[Excerpt]
--------------------
W3C home > Mailing lists > Public > public-html@w3.org > May 2008

Dangers of non-UTF-8 Re: Details on internal encoding declarations

From: Henri Sivonen <hsivonen@iki.fi>
Date: Fri, 23 May 2008 12:15:21 +0300
Cc: HTML WG <public-html@w3.org>
Message-Id: <FFA1C02B-7105-4DBD-BE69-E93E9F2BA1D6@iki.fi>
To: Ian Hickson <ian@hixie.ch>

On May 23, 2008, at 01:29, Ian Hickson wrote:

>> [...]
>>> Authors are encouraged to use UTF-8. Conformance checkers may advise
>>> against authors using legacy encodings.
>>
>> It might be good to have a note about the badness with form  
>> submission
>> and not-quite-IRI processing that non-UTF-8 encodings cause.
>
> I'm not really sure what such a note would consist of. Could you  
> send a
> separate e-mail on this topic?
--------------------
[Stored rows]
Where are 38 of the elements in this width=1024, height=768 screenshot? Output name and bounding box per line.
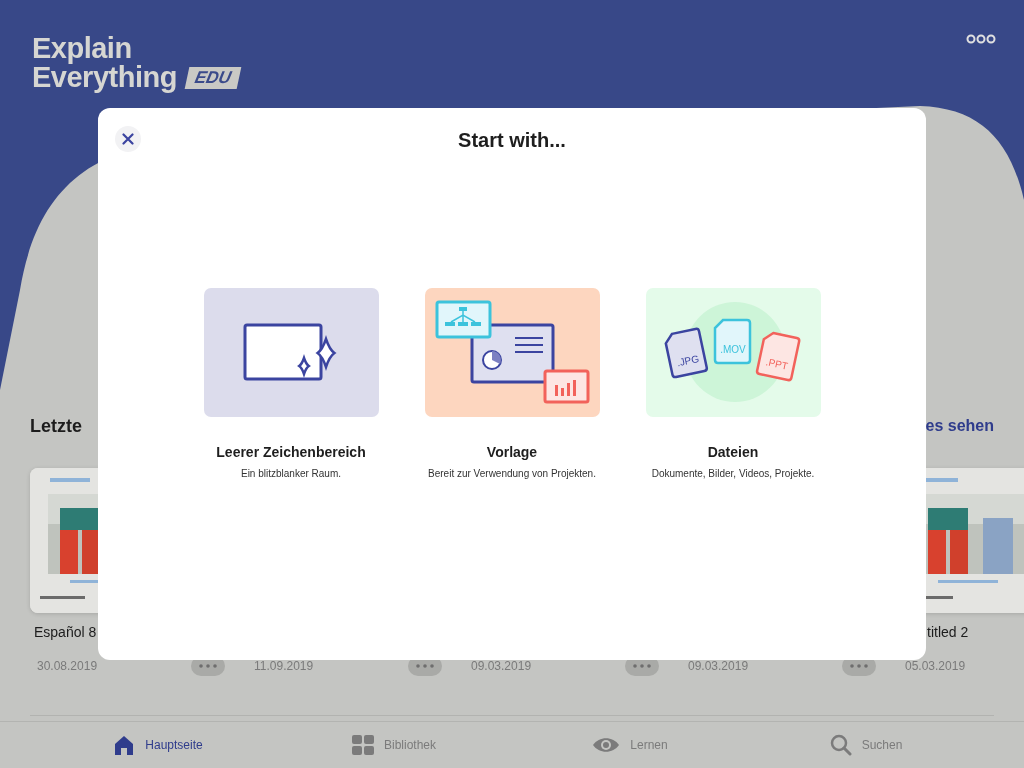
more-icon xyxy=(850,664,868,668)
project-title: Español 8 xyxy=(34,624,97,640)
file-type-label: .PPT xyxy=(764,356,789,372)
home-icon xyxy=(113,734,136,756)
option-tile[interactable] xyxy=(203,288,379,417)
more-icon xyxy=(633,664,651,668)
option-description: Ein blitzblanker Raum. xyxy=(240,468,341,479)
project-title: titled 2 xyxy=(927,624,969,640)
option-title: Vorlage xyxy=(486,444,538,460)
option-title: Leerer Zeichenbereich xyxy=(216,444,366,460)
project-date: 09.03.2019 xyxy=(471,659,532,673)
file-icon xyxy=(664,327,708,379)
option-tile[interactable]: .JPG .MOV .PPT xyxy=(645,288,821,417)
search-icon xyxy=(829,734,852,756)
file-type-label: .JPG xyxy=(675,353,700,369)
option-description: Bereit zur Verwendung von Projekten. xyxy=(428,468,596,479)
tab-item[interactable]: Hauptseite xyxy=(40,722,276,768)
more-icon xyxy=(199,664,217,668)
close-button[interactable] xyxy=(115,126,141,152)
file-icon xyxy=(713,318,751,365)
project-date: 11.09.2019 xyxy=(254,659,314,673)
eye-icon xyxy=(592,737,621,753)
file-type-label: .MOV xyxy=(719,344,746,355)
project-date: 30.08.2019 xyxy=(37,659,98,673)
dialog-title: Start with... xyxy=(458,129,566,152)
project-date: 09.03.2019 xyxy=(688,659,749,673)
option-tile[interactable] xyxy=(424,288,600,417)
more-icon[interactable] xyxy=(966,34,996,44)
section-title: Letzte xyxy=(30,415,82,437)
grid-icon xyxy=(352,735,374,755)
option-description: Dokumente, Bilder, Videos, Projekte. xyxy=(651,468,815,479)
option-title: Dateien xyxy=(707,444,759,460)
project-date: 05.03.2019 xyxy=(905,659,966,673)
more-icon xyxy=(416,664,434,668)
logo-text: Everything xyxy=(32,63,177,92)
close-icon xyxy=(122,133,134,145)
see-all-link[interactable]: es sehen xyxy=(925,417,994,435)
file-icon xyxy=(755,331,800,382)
--------------------
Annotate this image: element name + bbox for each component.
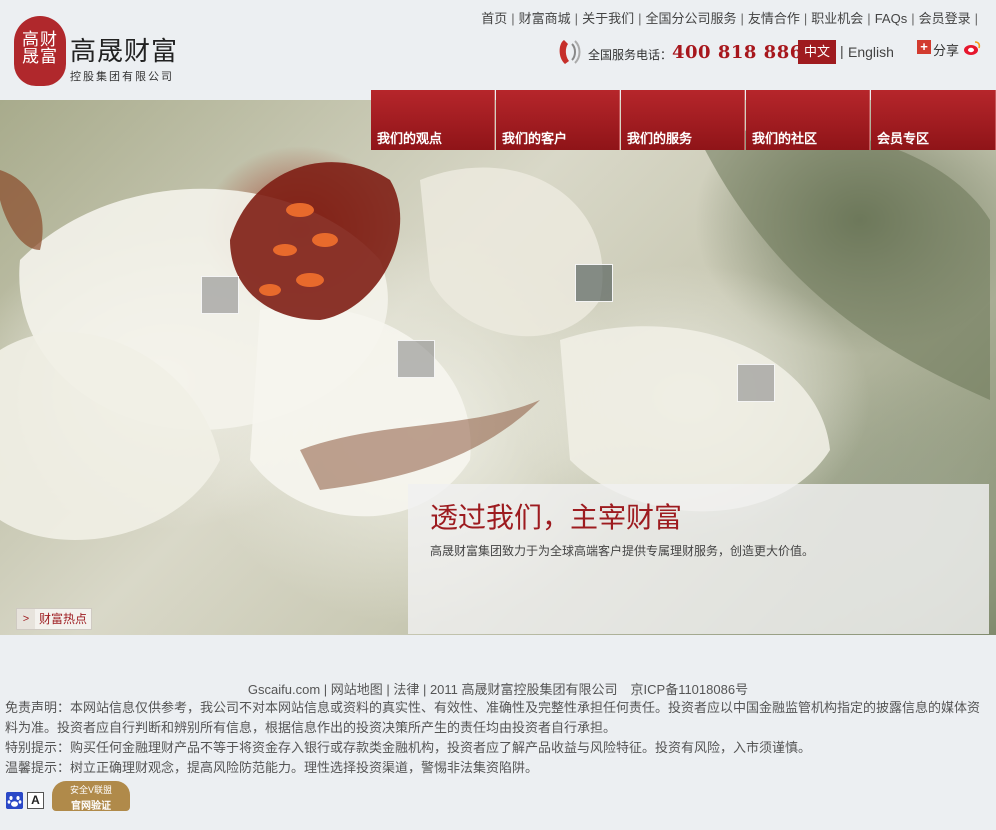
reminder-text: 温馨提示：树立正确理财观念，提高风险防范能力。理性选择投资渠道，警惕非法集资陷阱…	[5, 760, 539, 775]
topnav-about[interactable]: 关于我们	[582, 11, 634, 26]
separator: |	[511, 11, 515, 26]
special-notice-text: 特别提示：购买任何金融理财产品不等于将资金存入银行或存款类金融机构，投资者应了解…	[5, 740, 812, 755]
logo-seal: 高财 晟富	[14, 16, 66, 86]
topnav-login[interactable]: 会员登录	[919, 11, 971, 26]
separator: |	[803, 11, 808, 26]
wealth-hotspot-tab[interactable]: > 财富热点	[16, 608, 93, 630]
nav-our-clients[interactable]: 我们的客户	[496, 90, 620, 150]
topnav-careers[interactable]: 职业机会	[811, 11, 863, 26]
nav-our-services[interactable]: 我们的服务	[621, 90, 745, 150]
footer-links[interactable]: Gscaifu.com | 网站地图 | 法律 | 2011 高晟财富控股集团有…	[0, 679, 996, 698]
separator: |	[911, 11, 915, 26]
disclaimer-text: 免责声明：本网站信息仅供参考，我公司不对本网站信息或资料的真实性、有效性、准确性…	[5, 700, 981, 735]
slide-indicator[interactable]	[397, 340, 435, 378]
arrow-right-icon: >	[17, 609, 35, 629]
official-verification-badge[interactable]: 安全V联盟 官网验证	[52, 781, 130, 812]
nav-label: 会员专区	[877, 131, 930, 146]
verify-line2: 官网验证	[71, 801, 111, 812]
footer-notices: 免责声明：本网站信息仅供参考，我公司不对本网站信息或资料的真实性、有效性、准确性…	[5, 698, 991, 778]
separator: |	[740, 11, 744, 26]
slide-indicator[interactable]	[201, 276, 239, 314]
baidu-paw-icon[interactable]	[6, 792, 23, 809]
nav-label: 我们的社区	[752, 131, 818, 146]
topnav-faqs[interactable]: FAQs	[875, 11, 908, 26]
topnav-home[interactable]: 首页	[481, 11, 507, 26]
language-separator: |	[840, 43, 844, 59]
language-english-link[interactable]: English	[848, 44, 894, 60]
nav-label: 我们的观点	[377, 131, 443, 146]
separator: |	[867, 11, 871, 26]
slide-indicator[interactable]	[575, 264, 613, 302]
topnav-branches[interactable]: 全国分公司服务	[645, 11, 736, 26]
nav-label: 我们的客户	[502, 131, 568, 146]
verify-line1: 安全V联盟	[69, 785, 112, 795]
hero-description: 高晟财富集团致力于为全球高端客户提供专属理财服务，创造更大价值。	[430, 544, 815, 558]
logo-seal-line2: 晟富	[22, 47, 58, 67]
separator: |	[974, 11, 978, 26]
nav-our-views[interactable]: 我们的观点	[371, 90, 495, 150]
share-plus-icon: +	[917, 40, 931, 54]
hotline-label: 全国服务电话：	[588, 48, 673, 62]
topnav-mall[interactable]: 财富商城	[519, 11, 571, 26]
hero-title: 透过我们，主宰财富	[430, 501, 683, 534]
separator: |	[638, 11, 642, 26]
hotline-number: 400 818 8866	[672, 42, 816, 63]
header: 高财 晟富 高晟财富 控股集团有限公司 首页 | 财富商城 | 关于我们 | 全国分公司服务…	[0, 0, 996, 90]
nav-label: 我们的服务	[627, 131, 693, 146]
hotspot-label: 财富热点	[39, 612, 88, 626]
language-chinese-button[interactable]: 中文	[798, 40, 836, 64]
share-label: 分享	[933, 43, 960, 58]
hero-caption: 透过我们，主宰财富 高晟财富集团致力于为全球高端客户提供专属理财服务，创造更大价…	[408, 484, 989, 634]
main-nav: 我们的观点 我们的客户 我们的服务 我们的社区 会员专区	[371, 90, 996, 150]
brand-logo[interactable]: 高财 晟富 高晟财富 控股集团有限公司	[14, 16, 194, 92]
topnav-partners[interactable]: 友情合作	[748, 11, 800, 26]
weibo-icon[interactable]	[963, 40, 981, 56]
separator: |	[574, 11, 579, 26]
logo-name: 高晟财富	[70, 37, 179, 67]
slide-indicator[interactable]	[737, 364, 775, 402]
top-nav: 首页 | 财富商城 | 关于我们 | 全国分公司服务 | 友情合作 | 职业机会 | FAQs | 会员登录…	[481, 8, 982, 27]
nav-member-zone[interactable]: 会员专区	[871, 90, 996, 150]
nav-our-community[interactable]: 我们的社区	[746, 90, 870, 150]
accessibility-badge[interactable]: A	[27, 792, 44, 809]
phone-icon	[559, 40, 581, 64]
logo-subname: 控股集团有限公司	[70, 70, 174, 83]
--------------------
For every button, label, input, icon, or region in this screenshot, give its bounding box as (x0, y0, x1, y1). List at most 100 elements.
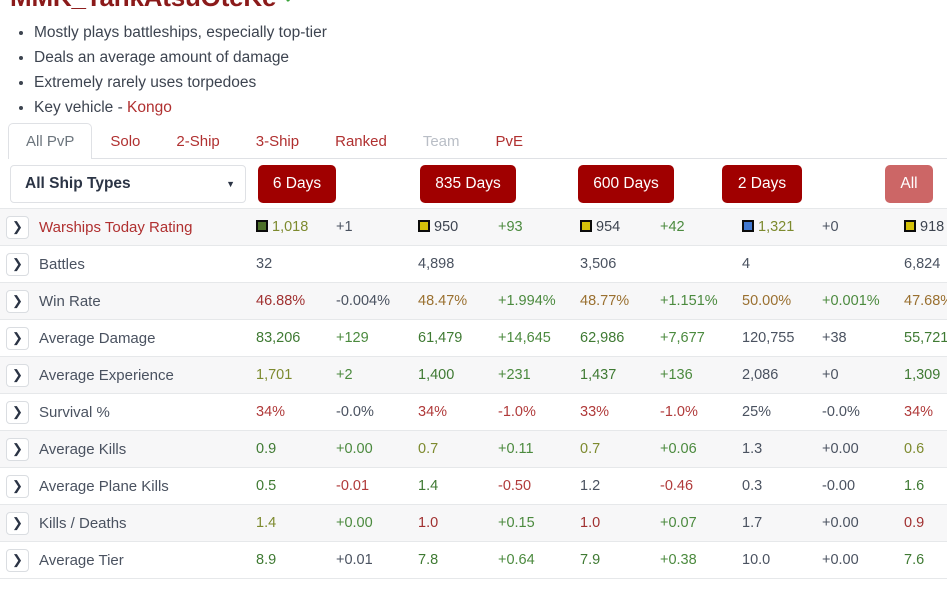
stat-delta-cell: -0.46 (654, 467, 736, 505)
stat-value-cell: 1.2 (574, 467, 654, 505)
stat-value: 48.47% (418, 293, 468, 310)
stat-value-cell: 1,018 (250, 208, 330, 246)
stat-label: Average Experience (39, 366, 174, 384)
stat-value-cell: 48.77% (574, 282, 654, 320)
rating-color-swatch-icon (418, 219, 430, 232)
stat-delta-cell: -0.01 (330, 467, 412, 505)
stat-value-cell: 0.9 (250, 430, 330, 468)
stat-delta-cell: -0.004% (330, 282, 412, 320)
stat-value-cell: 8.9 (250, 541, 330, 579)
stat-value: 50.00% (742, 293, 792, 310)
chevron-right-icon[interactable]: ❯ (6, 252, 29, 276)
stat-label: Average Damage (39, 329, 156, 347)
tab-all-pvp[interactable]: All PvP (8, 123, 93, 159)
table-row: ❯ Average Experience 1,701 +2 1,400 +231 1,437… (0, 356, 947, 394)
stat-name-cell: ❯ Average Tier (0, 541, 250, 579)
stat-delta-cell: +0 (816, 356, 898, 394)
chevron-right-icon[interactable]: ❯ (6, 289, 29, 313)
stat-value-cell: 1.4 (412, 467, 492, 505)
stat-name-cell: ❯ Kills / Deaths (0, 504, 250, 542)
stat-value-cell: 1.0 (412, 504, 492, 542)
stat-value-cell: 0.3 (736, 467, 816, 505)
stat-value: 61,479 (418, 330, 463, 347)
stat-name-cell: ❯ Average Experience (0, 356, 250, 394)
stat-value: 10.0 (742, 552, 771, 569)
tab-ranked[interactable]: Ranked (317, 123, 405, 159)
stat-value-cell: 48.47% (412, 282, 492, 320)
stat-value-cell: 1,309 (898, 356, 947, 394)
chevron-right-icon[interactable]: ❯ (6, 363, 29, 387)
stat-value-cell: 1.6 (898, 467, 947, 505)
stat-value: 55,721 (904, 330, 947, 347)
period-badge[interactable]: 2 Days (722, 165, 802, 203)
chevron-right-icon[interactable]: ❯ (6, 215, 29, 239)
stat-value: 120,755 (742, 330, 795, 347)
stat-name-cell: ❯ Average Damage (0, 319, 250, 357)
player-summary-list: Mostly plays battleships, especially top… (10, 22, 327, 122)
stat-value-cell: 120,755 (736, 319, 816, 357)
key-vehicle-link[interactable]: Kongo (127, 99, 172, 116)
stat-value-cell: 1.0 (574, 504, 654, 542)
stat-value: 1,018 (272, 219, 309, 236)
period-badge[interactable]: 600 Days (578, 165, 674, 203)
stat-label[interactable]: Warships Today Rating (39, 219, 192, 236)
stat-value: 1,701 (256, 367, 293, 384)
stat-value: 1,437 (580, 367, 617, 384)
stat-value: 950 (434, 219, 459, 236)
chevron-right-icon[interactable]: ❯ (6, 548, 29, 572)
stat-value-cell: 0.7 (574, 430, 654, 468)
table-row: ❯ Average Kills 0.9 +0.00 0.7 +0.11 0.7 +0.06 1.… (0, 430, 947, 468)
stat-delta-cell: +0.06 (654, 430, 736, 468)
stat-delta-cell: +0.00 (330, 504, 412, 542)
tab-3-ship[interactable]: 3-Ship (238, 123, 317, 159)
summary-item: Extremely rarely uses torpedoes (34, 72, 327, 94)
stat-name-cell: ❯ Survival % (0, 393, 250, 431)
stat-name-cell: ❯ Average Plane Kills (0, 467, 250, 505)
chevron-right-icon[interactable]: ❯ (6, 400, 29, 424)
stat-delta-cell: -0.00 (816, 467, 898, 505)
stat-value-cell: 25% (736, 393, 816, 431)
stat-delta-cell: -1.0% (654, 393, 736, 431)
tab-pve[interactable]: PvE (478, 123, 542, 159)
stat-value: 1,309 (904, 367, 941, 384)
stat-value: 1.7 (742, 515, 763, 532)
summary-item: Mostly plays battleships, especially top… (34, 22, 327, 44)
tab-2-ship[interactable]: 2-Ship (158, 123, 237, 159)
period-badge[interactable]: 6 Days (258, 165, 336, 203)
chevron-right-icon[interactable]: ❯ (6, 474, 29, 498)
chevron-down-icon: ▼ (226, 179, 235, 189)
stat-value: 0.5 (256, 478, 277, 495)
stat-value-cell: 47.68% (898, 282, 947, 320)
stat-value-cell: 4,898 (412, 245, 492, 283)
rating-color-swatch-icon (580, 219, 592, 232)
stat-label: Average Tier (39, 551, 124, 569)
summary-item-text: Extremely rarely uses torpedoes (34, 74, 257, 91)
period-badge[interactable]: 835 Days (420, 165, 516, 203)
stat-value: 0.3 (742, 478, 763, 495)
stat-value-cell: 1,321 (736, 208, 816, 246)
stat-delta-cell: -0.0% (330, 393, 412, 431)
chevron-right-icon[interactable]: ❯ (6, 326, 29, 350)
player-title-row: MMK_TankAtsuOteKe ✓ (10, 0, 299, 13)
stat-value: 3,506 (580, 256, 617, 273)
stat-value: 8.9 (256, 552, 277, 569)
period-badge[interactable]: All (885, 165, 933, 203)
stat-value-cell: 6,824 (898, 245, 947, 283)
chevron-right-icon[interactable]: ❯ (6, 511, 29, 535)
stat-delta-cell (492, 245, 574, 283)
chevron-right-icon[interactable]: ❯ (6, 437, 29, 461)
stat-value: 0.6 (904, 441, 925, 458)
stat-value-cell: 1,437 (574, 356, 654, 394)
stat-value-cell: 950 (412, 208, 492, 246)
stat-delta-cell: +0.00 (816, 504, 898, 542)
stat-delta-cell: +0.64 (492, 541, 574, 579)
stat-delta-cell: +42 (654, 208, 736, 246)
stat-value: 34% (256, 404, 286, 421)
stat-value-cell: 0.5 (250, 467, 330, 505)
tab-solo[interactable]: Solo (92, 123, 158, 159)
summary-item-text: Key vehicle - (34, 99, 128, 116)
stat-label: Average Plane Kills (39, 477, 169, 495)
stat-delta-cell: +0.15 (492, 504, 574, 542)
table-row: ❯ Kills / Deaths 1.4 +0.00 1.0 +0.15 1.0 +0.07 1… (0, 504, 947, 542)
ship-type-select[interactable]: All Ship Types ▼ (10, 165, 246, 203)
--------------------
[Written tasks]
**a)** In the mailing list message, which encoding are authors encouraged to use?
**b)** Continue the mailing list message on encoding declarations from where it stops.

[Responses in order]
**a)** UTF-8.

**b)**
Note: When the document is not encoded as UTF-8, IRIs are not  
converted to URIs properly and to data loss happens in form  
submissions when the user enters characters that cannot be mapped to  
bytes using the encoding of the document. Thus, it is safe to use non- 
UTF-8 encodings only if the document uses only IRIs and doesn't have  
form fields that take user-entered text.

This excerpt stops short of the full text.